§ **Record excerpts**:
##############################

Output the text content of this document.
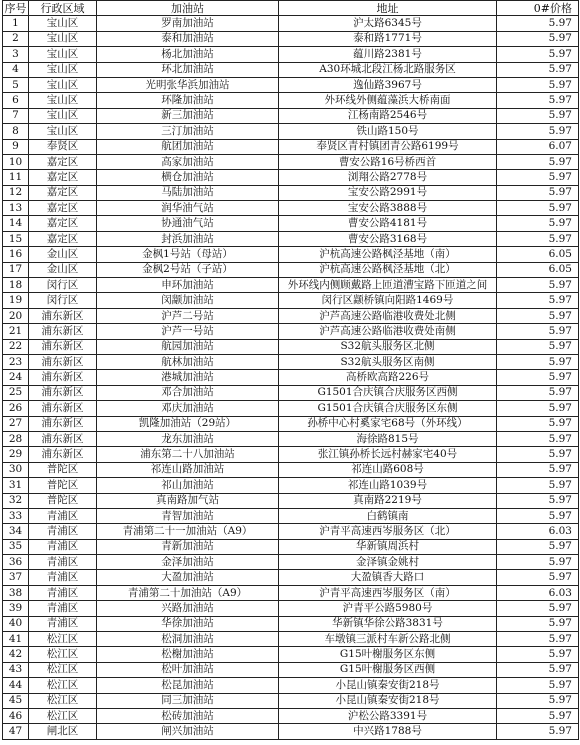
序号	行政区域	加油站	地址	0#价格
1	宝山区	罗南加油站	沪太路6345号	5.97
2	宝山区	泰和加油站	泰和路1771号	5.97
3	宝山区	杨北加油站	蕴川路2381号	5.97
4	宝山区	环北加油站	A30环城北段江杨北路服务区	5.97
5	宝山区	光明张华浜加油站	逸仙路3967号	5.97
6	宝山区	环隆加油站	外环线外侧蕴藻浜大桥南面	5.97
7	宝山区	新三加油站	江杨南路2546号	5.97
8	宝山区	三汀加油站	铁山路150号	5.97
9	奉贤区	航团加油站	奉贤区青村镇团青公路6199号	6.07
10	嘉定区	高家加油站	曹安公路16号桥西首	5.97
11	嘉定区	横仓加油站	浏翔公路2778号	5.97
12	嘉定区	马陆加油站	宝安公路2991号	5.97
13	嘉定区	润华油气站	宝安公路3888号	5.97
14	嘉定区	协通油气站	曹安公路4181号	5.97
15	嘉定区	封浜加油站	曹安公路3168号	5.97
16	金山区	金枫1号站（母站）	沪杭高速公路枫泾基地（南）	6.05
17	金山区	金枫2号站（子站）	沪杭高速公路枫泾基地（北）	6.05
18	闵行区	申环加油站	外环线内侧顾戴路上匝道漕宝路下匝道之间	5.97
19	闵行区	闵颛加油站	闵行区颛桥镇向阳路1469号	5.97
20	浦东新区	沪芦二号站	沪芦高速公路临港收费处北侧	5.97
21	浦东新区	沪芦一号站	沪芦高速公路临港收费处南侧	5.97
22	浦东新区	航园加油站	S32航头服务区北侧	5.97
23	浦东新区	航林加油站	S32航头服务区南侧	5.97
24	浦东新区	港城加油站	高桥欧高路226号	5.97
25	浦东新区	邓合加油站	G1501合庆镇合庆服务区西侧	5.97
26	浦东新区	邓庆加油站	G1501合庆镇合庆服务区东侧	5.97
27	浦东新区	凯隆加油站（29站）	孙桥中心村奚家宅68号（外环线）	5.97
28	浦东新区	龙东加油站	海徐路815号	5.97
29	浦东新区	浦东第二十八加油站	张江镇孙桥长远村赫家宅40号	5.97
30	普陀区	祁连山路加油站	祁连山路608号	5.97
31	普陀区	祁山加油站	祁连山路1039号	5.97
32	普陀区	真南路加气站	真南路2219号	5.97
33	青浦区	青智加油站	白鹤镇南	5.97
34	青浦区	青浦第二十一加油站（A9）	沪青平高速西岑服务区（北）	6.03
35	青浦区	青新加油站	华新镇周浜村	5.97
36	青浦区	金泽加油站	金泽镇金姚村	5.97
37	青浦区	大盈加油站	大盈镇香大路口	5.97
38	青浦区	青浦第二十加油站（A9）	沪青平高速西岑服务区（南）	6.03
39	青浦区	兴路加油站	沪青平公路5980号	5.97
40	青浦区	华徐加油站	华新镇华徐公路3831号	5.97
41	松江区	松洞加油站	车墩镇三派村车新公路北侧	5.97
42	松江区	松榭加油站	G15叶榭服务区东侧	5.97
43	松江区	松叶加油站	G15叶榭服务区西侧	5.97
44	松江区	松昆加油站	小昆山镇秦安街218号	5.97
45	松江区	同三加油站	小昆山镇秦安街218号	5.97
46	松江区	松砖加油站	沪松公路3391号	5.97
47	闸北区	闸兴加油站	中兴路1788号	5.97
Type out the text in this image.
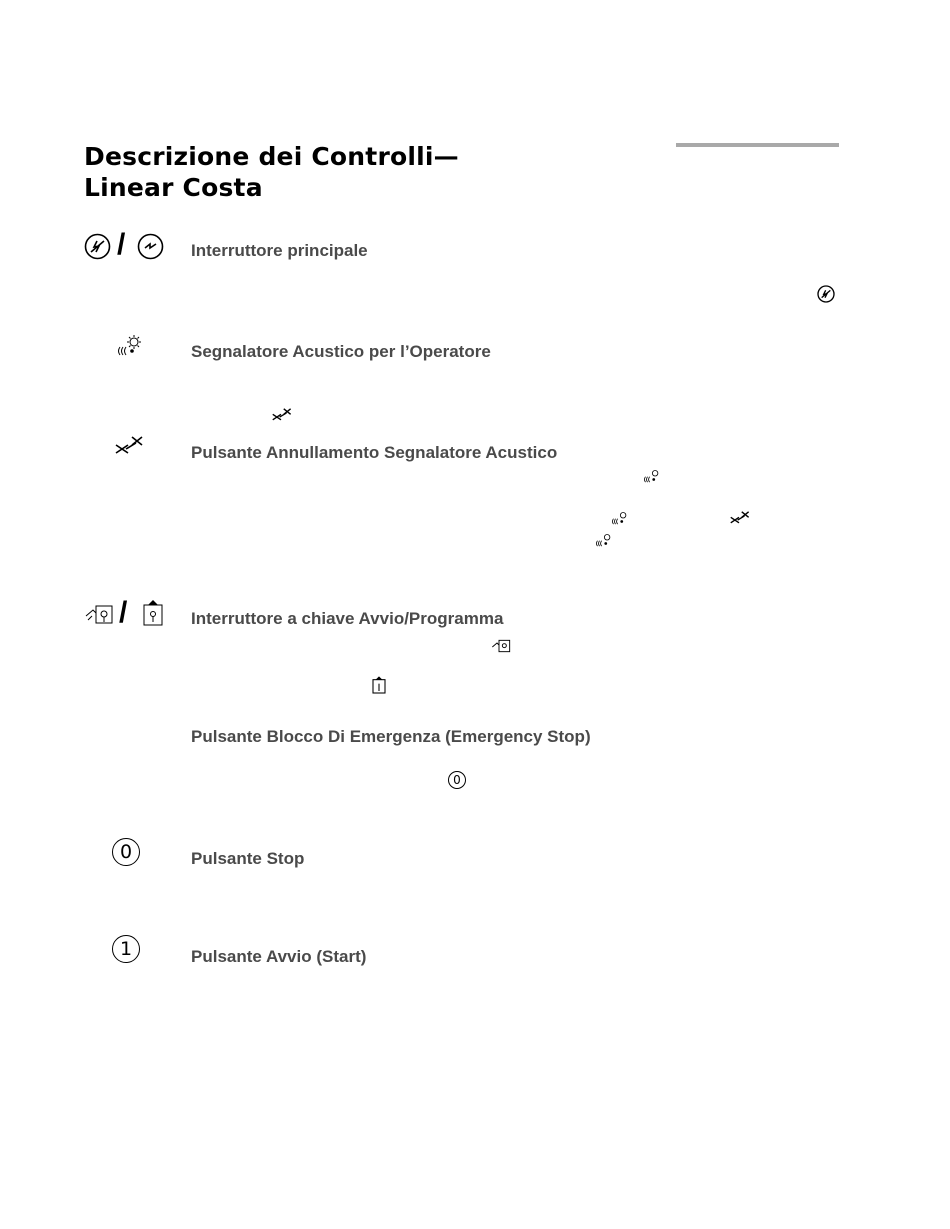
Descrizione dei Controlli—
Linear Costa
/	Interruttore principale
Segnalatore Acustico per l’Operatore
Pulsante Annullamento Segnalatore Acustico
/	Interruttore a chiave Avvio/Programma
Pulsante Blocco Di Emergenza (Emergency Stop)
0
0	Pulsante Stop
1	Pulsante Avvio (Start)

##############################

§ **What the task requires**:
A faithful copy of the records above is needed, with the pictures left out.

§ **The reply**:
Output the text content of this document.
序号	行政区域	加油站	地址	0#价格
1	宝山区	罗南加油站	沪太路6345号	5.97
2	宝山区	泰和加油站	泰和路1771号	5.97
3	宝山区	杨北加油站	蕴川路2381号	5.97
4	宝山区	环北加油站	A30环城北段江杨北路服务区	5.97
5	宝山区	光明张华浜加油站	逸仙路3967号	5.97
6	宝山区	环隆加油站	外环线外侧蕴藻浜大桥南面	5.97
7	宝山区	新三加油站	江杨南路2546号	5.97
8	宝山区	三汀加油站	铁山路150号	5.97
9	奉贤区	航团加油站	奉贤区青村镇团青公路6199号	6.07
10	嘉定区	高家加油站	曹安公路16号桥西首	5.97
11	嘉定区	横仓加油站	浏翔公路2778号	5.97
12	嘉定区	马陆加油站	宝安公路2991号	5.97
13	嘉定区	润华油气站	宝安公路3888号	5.97
14	嘉定区	协通油气站	曹安公路4181号	5.97
15	嘉定区	封浜加油站	曹安公路3168号	5.97
16	金山区	金枫1号站（母站）	沪杭高速公路枫泾基地（南）	6.05
17	金山区	金枫2号站（子站）	沪杭高速公路枫泾基地（北）	6.05
18	闵行区	申环加油站	外环线内侧顾戴路上匝道漕宝路下匝道之间	5.97
19	闵行区	闵颛加油站	闵行区颛桥镇向阳路1469号	5.97
20	浦东新区	沪芦二号站	沪芦高速公路临港收费处北侧	5.97
21	浦东新区	沪芦一号站	沪芦高速公路临港收费处南侧	5.97
22	浦东新区	航园加油站	S32航头服务区北侧	5.97
23	浦东新区	航林加油站	S32航头服务区南侧	5.97
24	浦东新区	港城加油站	高桥欧高路226号	5.97
25	浦东新区	邓合加油站	G1501合庆镇合庆服务区西侧	5.97
26	浦东新区	邓庆加油站	G1501合庆镇合庆服务区东侧	5.97
27	浦东新区	凯隆加油站（29站）	孙桥中心村奚家宅68号（外环线）	5.97
28	浦东新区	龙东加油站	海徐路815号	5.97
29	浦东新区	浦东第二十八加油站	张江镇孙桥长远村赫家宅40号	5.97
30	普陀区	祁连山路加油站	祁连山路608号	5.97
31	普陀区	祁山加油站	祁连山路1039号	5.97
32	普陀区	真南路加气站	真南路2219号	5.97
33	青浦区	青智加油站	白鹤镇南	5.97
34	青浦区	青浦第二十一加油站（A9）	沪青平高速西岑服务区（北）	6.03
35	青浦区	青新加油站	华新镇周浜村	5.97
36	青浦区	金泽加油站	金泽镇金姚村	5.97
37	青浦区	大盈加油站	大盈镇香大路口	5.97
38	青浦区	青浦第二十加油站（A9）	沪青平高速西岑服务区（南）	6.03
39	青浦区	兴路加油站	沪青平公路5980号	5.97
40	青浦区	华徐加油站	华新镇华徐公路3831号	5.97
41	松江区	松洞加油站	车墩镇三派村车新公路北侧	5.97
42	松江区	松榭加油站	G15叶榭服务区东侧	5.97
43	松江区	松叶加油站	G15叶榭服务区西侧	5.97
44	松江区	松昆加油站	小昆山镇秦安街218号	5.97
45	松江区	同三加油站	小昆山镇秦安街218号	5.97
46	松江区	松砖加油站	沪松公路3391号	5.97
47	闸北区	闸兴加油站	中兴路1788号	5.97
Type out the text in this image.
Descrizione dei Controlli—
Linear Costa
/	Interruttore principale
Segnalatore Acustico per l’Operatore
Pulsante Annullamento Segnalatore Acustico
/	Interruttore a chiave Avvio/Programma
Pulsante Blocco Di Emergenza (Emergency Stop)
0
0	Pulsante Stop
1	Pulsante Avvio (Start)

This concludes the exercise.